◆ **Provided material**
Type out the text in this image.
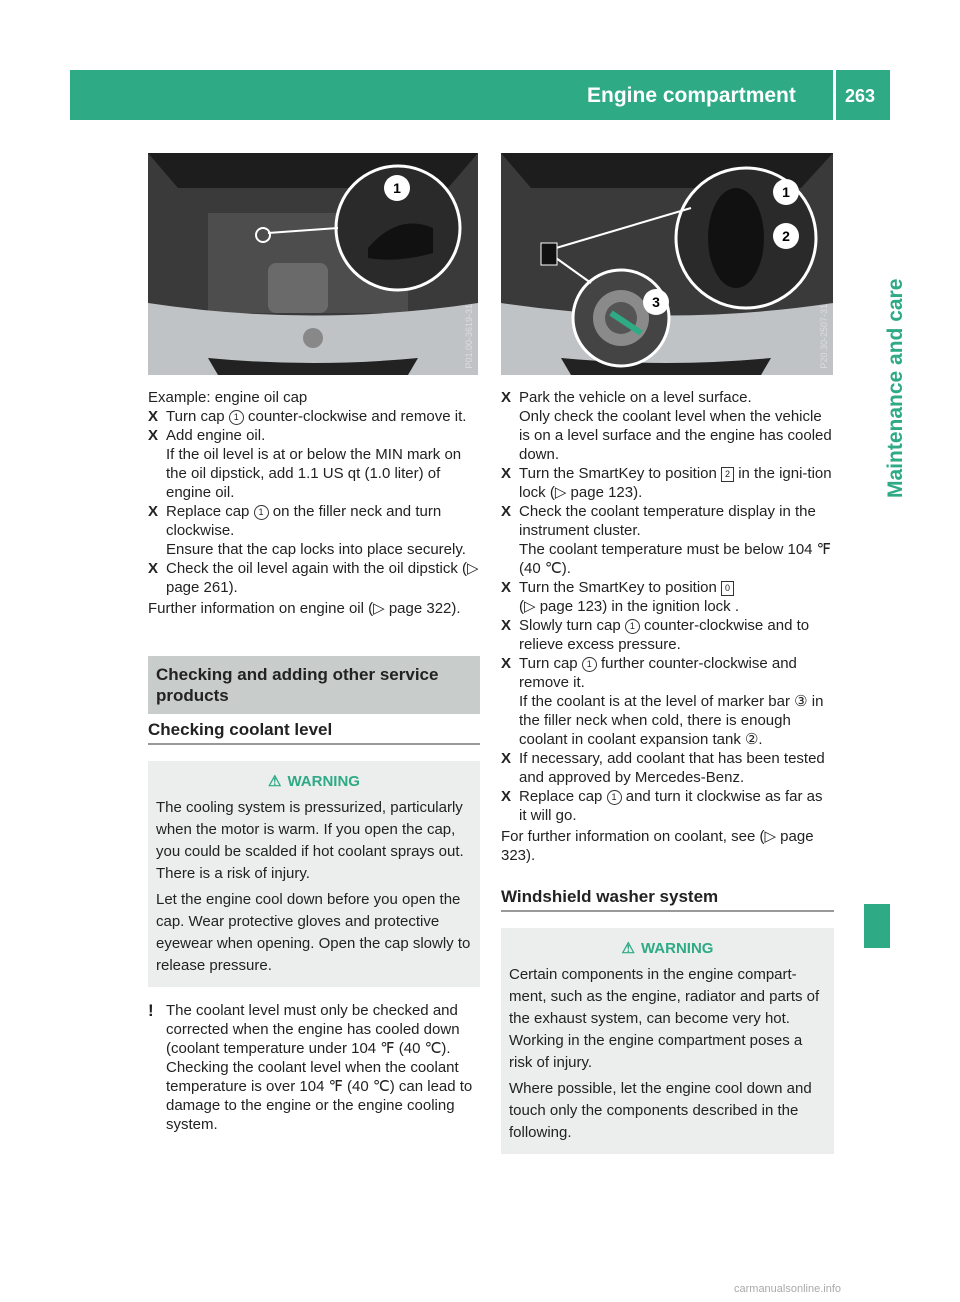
Engine compartment	263
Maintenance and care
1
P01.00-3619-31
1
2
3
P20.30-2507-31

Example: engine oil cap

X Turn cap 1 counter-clockwise and remove it.
X Add engine oil.
If the oil level is at or below the MIN mark on the oil dipstick, add 1.1 US qt (1.0 liter) of engine oil.
X Replace cap 1 on the filler neck and turn clockwise.
Ensure that the cap locks into place securely.
X Check the oil level again with the oil dipstick (▷ page 261).

Further information on engine oil (▷ page 322).

Checking and adding other service products
Checking coolant level
⚠ WARNING

The cooling system is pressurized, particularly when the motor is warm. If you open the cap, you could be scalded if hot coolant sprays out. There is a risk of injury.

Let the engine cool down before you open the cap. Wear protective gloves and protective eyewear when opening. Open the cap slowly to release pressure.

! The coolant level must only be checked and corrected when the engine has cooled down (coolant temperature under 104 ℉ (40 ℃). Checking the coolant level when the coolant temperature is over 104 ℉ (40 ℃) can lead to damage to the engine or the engine cooling system.
X Park the vehicle on a level surface.
Only check the coolant level when the vehicle is on a level surface and the engine has cooled down.
X Turn the SmartKey to position 2 in the igni-tion lock (▷ page 123).
X Check the coolant temperature display in the instrument cluster.
The coolant temperature must be below 104 ℉ (40 ℃).
X Turn the SmartKey to position 0
(▷ page 123) in the ignition lock .
X Slowly turn cap 1 counter-clockwise and to relieve excess pressure.
X Turn cap 1 further counter-clockwise and remove it.
If the coolant is at the level of marker bar ③ in the filler neck when cold, there is enough coolant in coolant expansion tank ②.
X If necessary, add coolant that has been tested and approved by Mercedes-Benz.
X Replace cap 1 and turn it clockwise as far as it will go.

For further information on coolant, see (▷ page 323).

Windshield washer system
⚠ WARNING

Certain components in the engine compart-ment, such as the engine, radiator and parts of the exhaust system, can become very hot. Working in the engine compartment poses a risk of injury.

Where possible, let the engine cool down and touch only the components described in the following.

carmanualsonline.info
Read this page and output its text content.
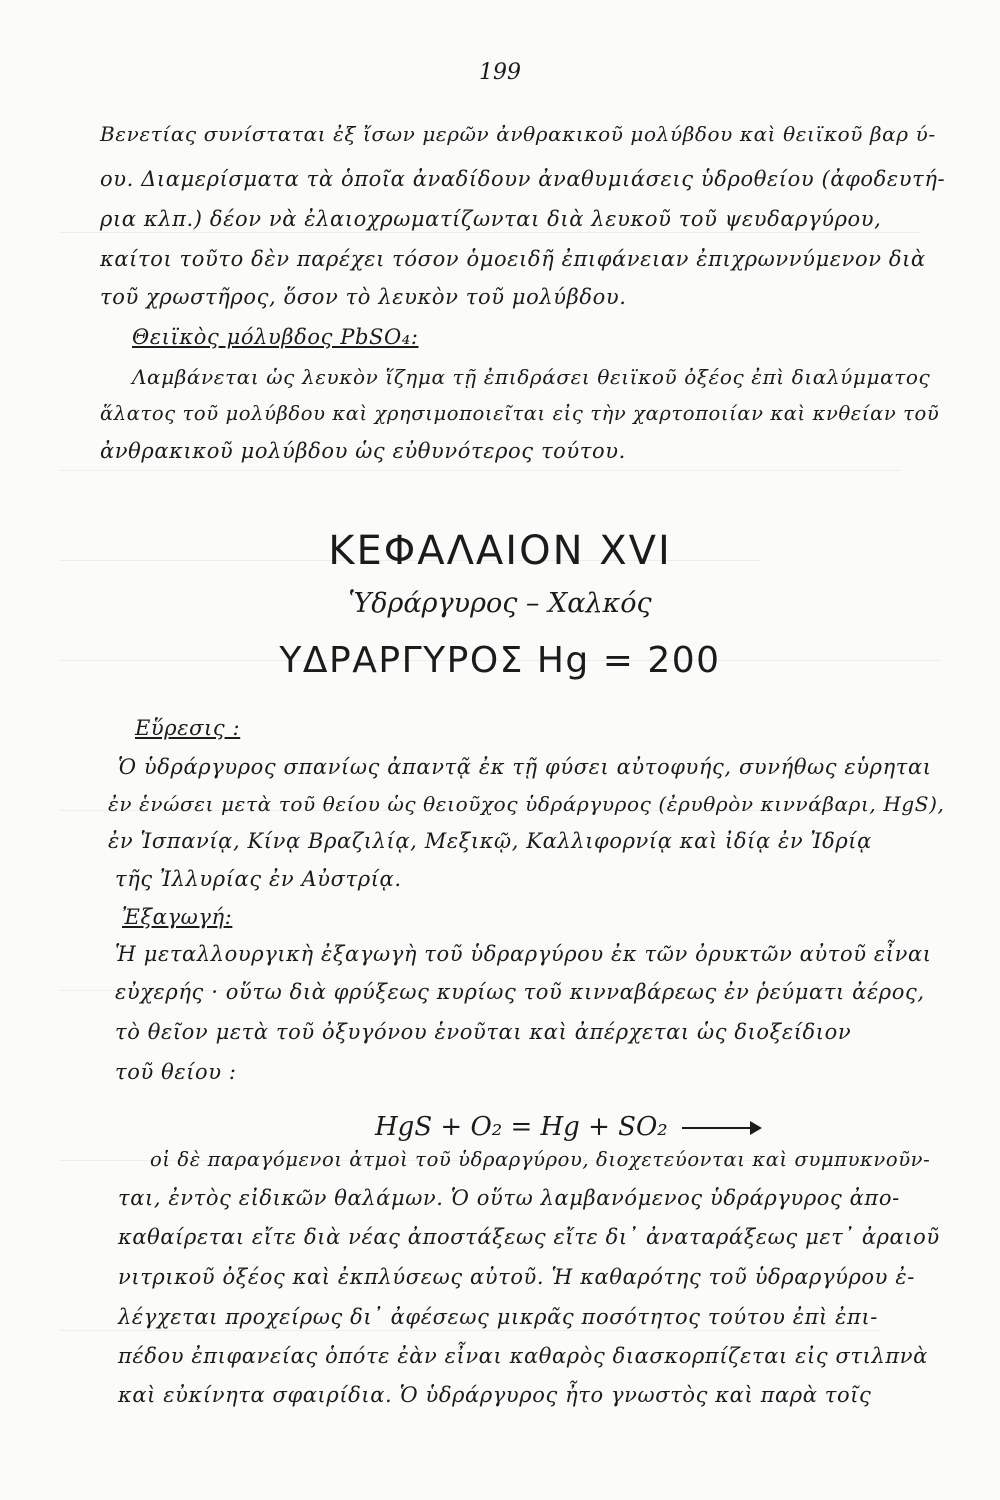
199
Βενετίας συνίσταται ἐξ ἴσων μερῶν ἀνθρακικοῦ μολύβδου καὶ θειϊκοῦ βαρ ύ-
ου. Διαμερίσματα τὰ ὁποῖα ἀναδίδουν ἀναθυμιάσεις ὑδροθείου (ἀφοδευτή-
ρια κλπ.) δέον νὰ ἐλαιοχρωματίζωνται διὰ λευκοῦ τοῦ ψευδαργύρου,
καίτοι τοῦτο δὲν παρέχει τόσον ὁμοειδῆ ἐπιφάνειαν ἐπιχρωννύμενον διὰ
τοῦ χρωστῆρος, ὅσον τὸ λευκὸν τοῦ μολύβδου.
Θειϊκὸς μόλυβδος PbSO₄:
Λαμβάνεται ὡς λευκὸν ἵζημα τῇ ἐπιδράσει θειϊκοῦ ὀξέος ἐπὶ διαλύμματος
ἅλατος τοῦ μολύβδου καὶ χρησιμοποιεῖται εἰς τὴν χαρτοποιίαν καὶ κνθείαν τοῦ
ἀνθρακικοῦ μολύβδου ὡς εὐθυνότερος τούτου.
ΚΕΦΑΛΑΙΟΝ XVI
Ὑδράργυρος – Χαλκός
ΥΔΡΑΡΓΥΡΟΣ Hg = 200
Εὕρεσις :
Ὁ ὑδράργυρος σπανίως ἀπαντᾷ ἐκ τῇ φύσει αὐτοφυής, συνήθως εὑρηται
ἐν ἑνώσει μετὰ τοῦ θείου ὡς θειοῦχος ὑδράργυρος (ἐρυθρὸν κιννάβαρι, HgS),
ἐν Ἱσπανίᾳ, Κίνᾳ Βραζιλίᾳ, Μεξικῷ, Καλλιφορνίᾳ καὶ ἰδίᾳ ἐν Ἰδρίᾳ
τῆς Ἰλλυρίας ἐν Αὐστρίᾳ.
Ἐξαγωγή:
Ἡ μεταλλουργικὴ ἐξαγωγὴ τοῦ ὑδραργύρου ἐκ τῶν ὀρυκτῶν αὐτοῦ εἶναι
εὐχερής · οὕτω διὰ φρύξεως κυρίως τοῦ κινναβάρεως ἐν ῥεύματι ἀέρος,
τὸ θεῖον μετὰ τοῦ ὀξυγόνου ἑνοῦται καὶ ἀπέρχεται ὡς διοξείδιον
τοῦ θείου :
HgS + O₂ = Hg + SO₂ →
οἱ δὲ παραγόμενοι ἀτμοὶ τοῦ ὑδραργύρου, διοχετεύονται καὶ συμπυκνοῦν-
ται, ἐντὸς εἰδικῶν θαλάμων. Ὁ οὕτω λαμβανόμενος ὑδράργυρος ἀπο-
καθαίρεται εἴτε διὰ νέας ἀποστάξεως εἴτε δι᾽ ἀναταράξεως μετ᾽ ἀραιοῦ
νιτρικοῦ ὀξέος καὶ ἐκπλύσεως αὐτοῦ. Ἡ καθαρότης τοῦ ὑδραργύρου ἐ-
λέγχεται προχείρως δι᾽ ἀφέσεως μικρᾶς ποσότητος τούτου ἐπὶ ἐπι-
πέδου ἐπιφανείας ὁπότε ἐὰν εἶναι καθαρὸς διασκορπίζεται εἰς στιλπνὰ
καὶ εὐκίνητα σφαιρίδια. Ὁ ὑδράργυρος ἦτο γνωστὸς καὶ παρὰ τοῖς
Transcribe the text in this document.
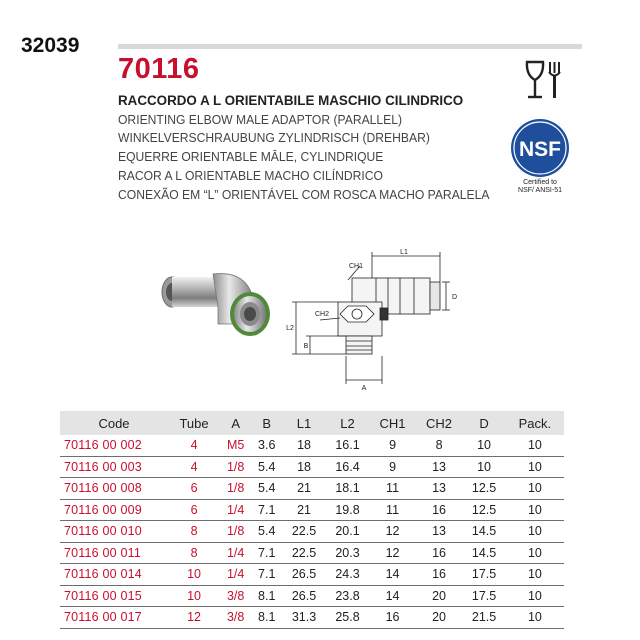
32039
70116
RACCORDO A L ORIENTABILE MASCHIO CILINDRICO
ORIENTING ELBOW MALE ADAPTOR (PARALLEL)
WINKELVERSCHRAUBUNG ZYLINDRISCH (DREHBAR)
EQUERRE ORIENTABLE MÂLE, CYLINDRIQUE
RACOR A L ORIENTABLE MACHO CILÍNDRICO
CONEXÃO EM “L” ORIENTÁVEL COM ROSCA MACHO PARALELA
NSF
Certified to
NSF/ ANSI-51
L1
CH1
D
L2
CH2
B
A
Code	Tube	A	B	L1	L2	CH1	CH2	D	Pack.
70116 00 002	4	M5	3.6	18	16.1	9	8	10	10
70116 00 003	4	1/8	5.4	18	16.4	9	13	10	10
70116 00 008	6	1/8	5.4	21	18.1	11	13	12.5	10
70116 00 009	6	1/4	7.1	21	19.8	11	16	12.5	10
70116 00 010	8	1/8	5.4	22.5	20.1	12	13	14.5	10
70116 00 011	8	1/4	7.1	22.5	20.3	12	16	14.5	10
70116 00 014	10	1/4	7.1	26.5	24.3	14	16	17.5	10
70116 00 015	10	3/8	8.1	26.5	23.8	14	20	17.5	10
70116 00 017	12	3/8	8.1	31.3	25.8	16	20	21.5	10
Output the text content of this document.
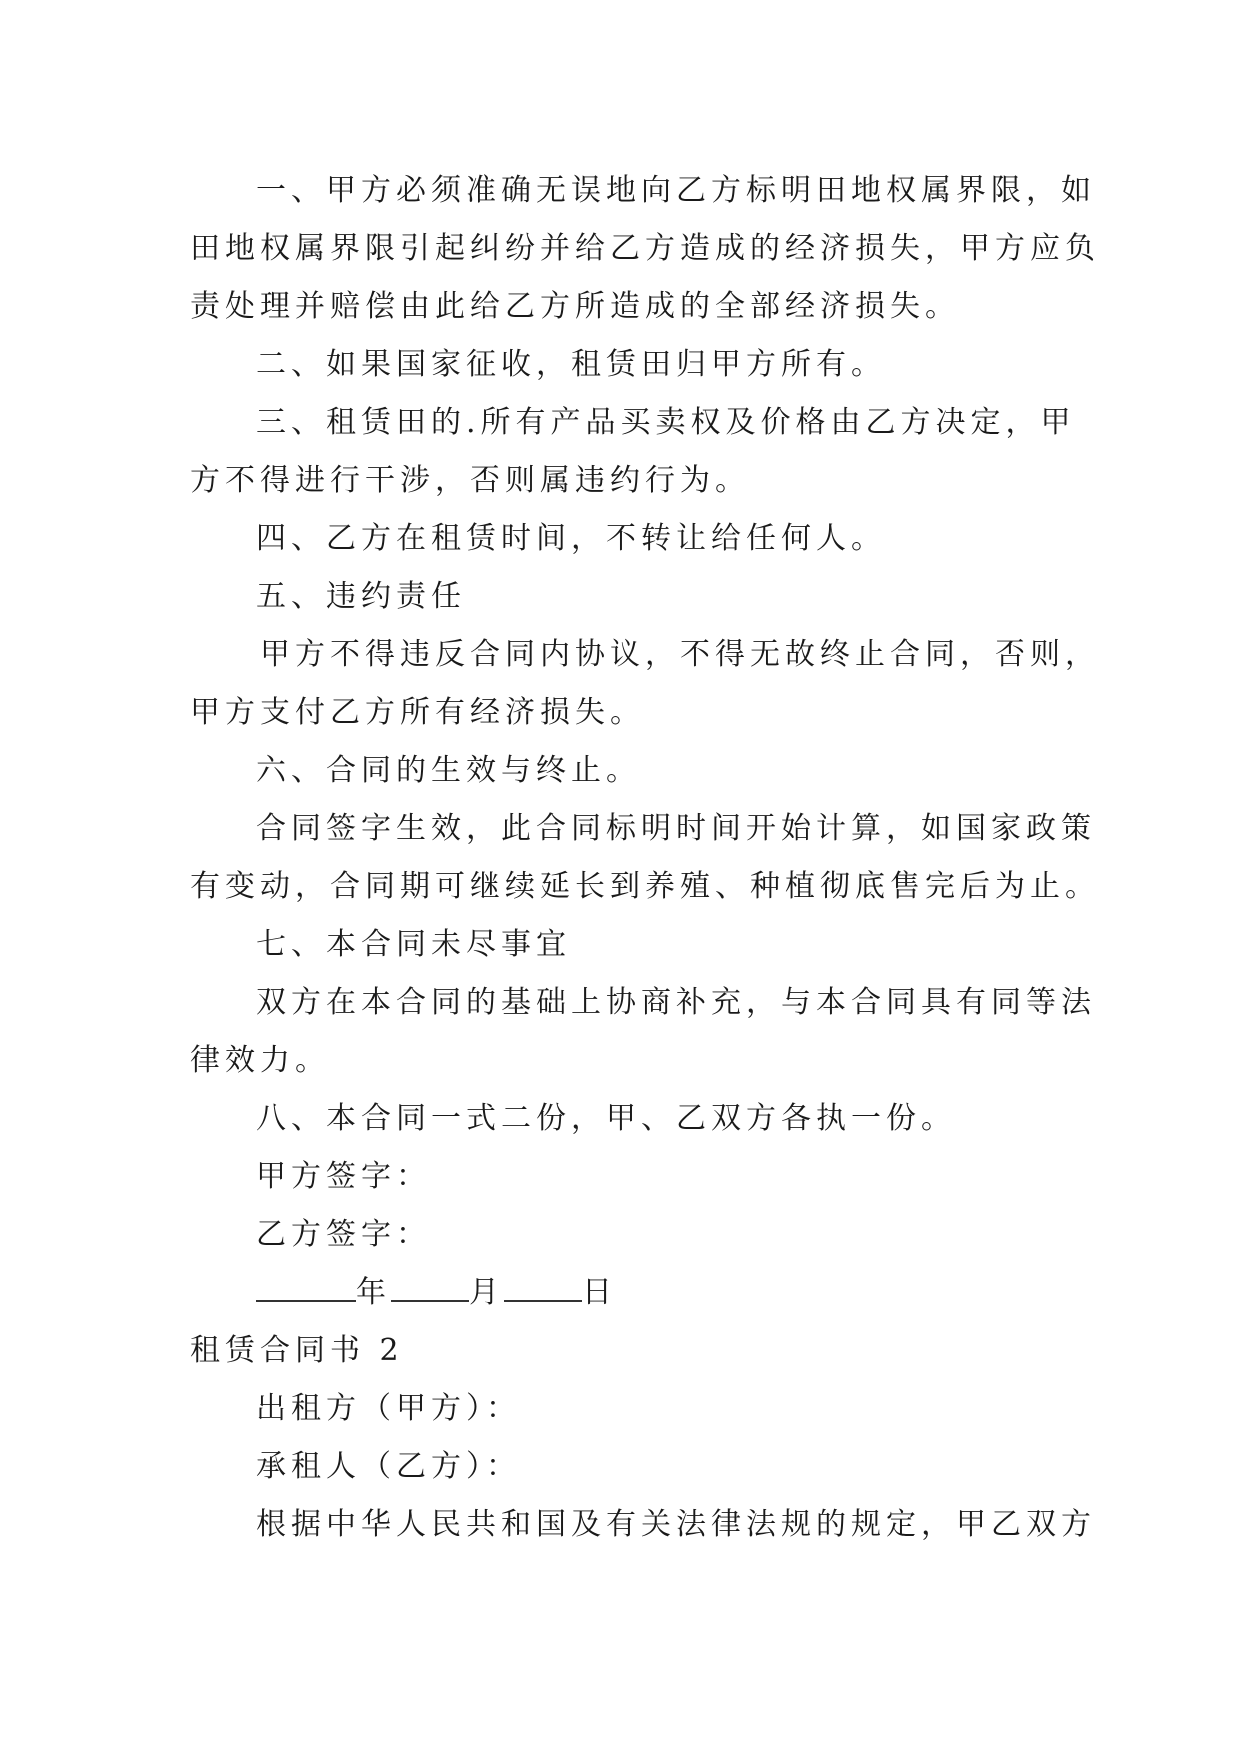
一、甲方必须准确无误地向乙方标明田地权属界限，如
田地权属界限引起纠纷并给乙方造成的经济损失，甲方应负
责处理并赔偿由此给乙方所造成的全部经济损失。
二、如果国家征收，租赁田归甲方所有。
三、租赁田的.所有产品买卖权及价格由乙方决定，甲
方不得进行干涉，否则属违约行为。
四、乙方在租赁时间，不转让给任何人。
五、违约责任
甲方不得违反合同内协议，不得无故终止合同，否则，
甲方支付乙方所有经济损失。
六、合同的生效与终止。
合同签字生效，此合同标明时间开始计算，如国家政策
有变动，合同期可继续延长到养殖、种植彻底售完后为止。
七、本合同未尽事宜
双方在本合同的基础上协商补充，与本合同具有同等法
律效力。
八、本合同一式二份，甲、乙双方各执一份。
甲方签字：
乙方签字：
年	月	日
租赁合同书 2
出租方（甲方）：
承租人（乙方）：
根据中华人民共和国及有关法律法规的规定，甲乙双方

◆ **Directive**
In the entries above, identify every line with the word "document". Copy those lines.

◆ **Written solution**
Transcribe the text in this document.
Output the text content of this document.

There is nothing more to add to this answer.